*MATERIAL PROVIDED*
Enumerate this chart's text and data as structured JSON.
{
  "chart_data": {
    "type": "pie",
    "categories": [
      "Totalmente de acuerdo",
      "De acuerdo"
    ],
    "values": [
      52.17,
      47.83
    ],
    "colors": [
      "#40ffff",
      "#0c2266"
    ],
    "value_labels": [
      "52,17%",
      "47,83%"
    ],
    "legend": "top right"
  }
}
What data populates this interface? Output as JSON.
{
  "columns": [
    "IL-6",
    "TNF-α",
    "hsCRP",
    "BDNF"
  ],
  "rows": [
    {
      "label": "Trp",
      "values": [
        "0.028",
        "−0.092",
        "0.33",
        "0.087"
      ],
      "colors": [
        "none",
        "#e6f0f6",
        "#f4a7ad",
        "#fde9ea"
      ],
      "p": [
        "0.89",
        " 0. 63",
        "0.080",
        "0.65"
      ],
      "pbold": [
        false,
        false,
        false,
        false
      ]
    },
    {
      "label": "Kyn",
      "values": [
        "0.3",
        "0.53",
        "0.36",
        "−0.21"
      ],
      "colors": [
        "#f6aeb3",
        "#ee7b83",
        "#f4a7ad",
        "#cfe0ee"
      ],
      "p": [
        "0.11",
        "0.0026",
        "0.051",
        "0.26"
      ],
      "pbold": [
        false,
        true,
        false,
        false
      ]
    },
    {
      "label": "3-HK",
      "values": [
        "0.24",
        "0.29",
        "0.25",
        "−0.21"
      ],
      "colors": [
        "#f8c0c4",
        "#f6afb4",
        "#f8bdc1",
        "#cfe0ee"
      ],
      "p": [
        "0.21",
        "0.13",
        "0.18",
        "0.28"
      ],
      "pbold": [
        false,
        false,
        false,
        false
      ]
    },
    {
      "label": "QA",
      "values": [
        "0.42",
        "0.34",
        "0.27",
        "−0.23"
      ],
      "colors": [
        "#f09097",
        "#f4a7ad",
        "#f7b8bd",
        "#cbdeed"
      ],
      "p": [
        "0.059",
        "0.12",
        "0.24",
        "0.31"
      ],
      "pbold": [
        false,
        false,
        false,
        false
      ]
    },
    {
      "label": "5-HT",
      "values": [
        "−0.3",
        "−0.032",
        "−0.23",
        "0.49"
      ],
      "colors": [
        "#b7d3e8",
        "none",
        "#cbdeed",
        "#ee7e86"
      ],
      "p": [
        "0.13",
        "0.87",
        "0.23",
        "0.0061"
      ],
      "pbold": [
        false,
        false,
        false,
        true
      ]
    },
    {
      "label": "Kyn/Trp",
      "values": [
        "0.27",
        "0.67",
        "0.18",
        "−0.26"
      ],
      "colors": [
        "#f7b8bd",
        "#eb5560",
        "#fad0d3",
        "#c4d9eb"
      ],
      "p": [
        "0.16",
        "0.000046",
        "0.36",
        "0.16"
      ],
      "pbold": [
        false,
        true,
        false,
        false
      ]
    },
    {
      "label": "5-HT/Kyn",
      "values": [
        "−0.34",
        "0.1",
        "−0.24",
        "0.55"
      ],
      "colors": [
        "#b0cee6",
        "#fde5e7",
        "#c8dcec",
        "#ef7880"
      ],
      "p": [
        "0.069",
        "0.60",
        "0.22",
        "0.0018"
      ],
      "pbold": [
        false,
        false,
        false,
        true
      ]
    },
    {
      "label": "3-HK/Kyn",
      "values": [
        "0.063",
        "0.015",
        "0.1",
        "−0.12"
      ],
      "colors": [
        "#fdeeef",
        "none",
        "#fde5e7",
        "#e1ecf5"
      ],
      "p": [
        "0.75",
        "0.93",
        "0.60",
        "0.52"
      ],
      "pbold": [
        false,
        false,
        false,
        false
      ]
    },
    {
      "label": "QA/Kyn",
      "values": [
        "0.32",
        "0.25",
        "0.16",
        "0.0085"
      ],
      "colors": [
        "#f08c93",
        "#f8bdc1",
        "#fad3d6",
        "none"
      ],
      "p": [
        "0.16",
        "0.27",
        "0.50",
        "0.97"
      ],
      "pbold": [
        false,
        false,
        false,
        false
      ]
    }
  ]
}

*DIRECTIVE*
Please repeat the listing exactly, with nothing left out.

*ANSWER*
Enumerate this chart's text and data as structured JSON.
{
  "chart_data": {
    "type": "pie",
    "categories": [
      "Totalmente de acuerdo",
      "De acuerdo"
    ],
    "values": [
      52.17,
      47.83
    ],
    "colors": [
      "#40ffff",
      "#0c2266"
    ],
    "value_labels": [
      "52,17%",
      "47,83%"
    ],
    "legend": "top right"
  }
}
What data populates this interface? Output as JSON.
{
  "columns": [
    "IL-6",
    "TNF-α",
    "hsCRP",
    "BDNF"
  ],
  "rows": [
    {
      "label": "Trp",
      "values": [
        "0.028",
        "−0.092",
        "0.33",
        "0.087"
      ],
      "colors": [
        "none",
        "#e6f0f6",
        "#f4a7ad",
        "#fde9ea"
      ],
      "p": [
        "0.89",
        " 0. 63",
        "0.080",
        "0.65"
      ],
      "pbold": [
        false,
        false,
        false,
        false
      ]
    },
    {
      "label": "Kyn",
      "values": [
        "0.3",
        "0.53",
        "0.36",
        "−0.21"
      ],
      "colors": [
        "#f6aeb3",
        "#ee7b83",
        "#f4a7ad",
        "#cfe0ee"
      ],
      "p": [
        "0.11",
        "0.0026",
        "0.051",
        "0.26"
      ],
      "pbold": [
        false,
        true,
        false,
        false
      ]
    },
    {
      "label": "3-HK",
      "values": [
        "0.24",
        "0.29",
        "0.25",
        "−0.21"
      ],
      "colors": [
        "#f8c0c4",
        "#f6afb4",
        "#f8bdc1",
        "#cfe0ee"
      ],
      "p": [
        "0.21",
        "0.13",
        "0.18",
        "0.28"
      ],
      "pbold": [
        false,
        false,
        false,
        false
      ]
    },
    {
      "label": "QA",
      "values": [
        "0.42",
        "0.34",
        "0.27",
        "−0.23"
      ],
      "colors": [
        "#f09097",
        "#f4a7ad",
        "#f7b8bd",
        "#cbdeed"
      ],
      "p": [
        "0.059",
        "0.12",
        "0.24",
        "0.31"
      ],
      "pbold": [
        false,
        false,
        false,
        false
      ]
    },
    {
      "label": "5-HT",
      "values": [
        "−0.3",
        "−0.032",
        "−0.23",
        "0.49"
      ],
      "colors": [
        "#b7d3e8",
        "none",
        "#cbdeed",
        "#ee7e86"
      ],
      "p": [
        "0.13",
        "0.87",
        "0.23",
        "0.0061"
      ],
      "pbold": [
        false,
        false,
        false,
        true
      ]
    },
    {
      "label": "Kyn/Trp",
      "values": [
        "0.27",
        "0.67",
        "0.18",
        "−0.26"
      ],
      "colors": [
        "#f7b8bd",
        "#eb5560",
        "#fad0d3",
        "#c4d9eb"
      ],
      "p": [
        "0.16",
        "0.000046",
        "0.36",
        "0.16"
      ],
      "pbold": [
        false,
        true,
        false,
        false
      ]
    },
    {
      "label": "5-HT/Kyn",
      "values": [
        "−0.34",
        "0.1",
        "−0.24",
        "0.55"
      ],
      "colors": [
        "#b0cee6",
        "#fde5e7",
        "#c8dcec",
        "#ef7880"
      ],
      "p": [
        "0.069",
        "0.60",
        "0.22",
        "0.0018"
      ],
      "pbold": [
        false,
        false,
        false,
        true
      ]
    },
    {
      "label": "3-HK/Kyn",
      "values": [
        "0.063",
        "0.015",
        "0.1",
        "−0.12"
      ],
      "colors": [
        "#fdeeef",
        "none",
        "#fde5e7",
        "#e1ecf5"
      ],
      "p": [
        "0.75",
        "0.93",
        "0.60",
        "0.52"
      ],
      "pbold": [
        false,
        false,
        false,
        false
      ]
    },
    {
      "label": "QA/Kyn",
      "values": [
        "0.32",
        "0.25",
        "0.16",
        "0.0085"
      ],
      "colors": [
        "#f08c93",
        "#f8bdc1",
        "#fad3d6",
        "none"
      ],
      "p": [
        "0.16",
        "0.27",
        "0.50",
        "0.97"
      ],
      "pbold": [
        false,
        false,
        false,
        false
      ]
    }
  ]
}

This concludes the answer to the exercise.